* WHAT IS BEING ASKED *
Would you please return every line from the listing that contains the word "CTLA"?
[Opening DATA SHOWN section]
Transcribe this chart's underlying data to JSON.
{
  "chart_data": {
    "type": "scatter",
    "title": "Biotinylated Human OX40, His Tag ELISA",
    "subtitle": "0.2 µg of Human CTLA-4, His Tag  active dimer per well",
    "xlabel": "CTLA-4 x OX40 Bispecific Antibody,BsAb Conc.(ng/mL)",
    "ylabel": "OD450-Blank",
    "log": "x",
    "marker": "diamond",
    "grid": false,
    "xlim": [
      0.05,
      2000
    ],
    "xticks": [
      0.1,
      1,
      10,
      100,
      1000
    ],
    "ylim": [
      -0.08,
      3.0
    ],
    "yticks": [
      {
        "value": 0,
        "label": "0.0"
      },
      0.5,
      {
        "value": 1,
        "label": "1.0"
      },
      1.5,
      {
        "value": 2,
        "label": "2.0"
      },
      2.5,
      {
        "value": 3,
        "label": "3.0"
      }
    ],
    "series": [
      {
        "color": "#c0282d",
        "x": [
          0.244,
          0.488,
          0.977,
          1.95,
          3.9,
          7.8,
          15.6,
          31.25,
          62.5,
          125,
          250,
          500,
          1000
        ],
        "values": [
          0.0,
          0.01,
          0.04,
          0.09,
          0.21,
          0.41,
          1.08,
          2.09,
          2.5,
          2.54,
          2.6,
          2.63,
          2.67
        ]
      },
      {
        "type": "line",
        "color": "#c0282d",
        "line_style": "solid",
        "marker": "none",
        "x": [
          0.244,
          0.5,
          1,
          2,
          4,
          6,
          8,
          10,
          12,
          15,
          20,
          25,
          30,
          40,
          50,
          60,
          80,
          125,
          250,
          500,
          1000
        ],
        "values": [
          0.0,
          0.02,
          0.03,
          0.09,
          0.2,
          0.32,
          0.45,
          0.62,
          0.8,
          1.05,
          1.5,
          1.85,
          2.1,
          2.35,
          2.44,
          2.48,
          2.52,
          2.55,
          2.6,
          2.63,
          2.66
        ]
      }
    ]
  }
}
[Closing DATA SHOWN section]
* WRITTEN SOLUTION *
    "subtitle": "0.2 µg of Human CTLA-4, His Tag  active dimer per well",
    "xlabel": "CTLA-4 x OX40 Bispecific Antibody,BsAb Conc.(ng/mL)",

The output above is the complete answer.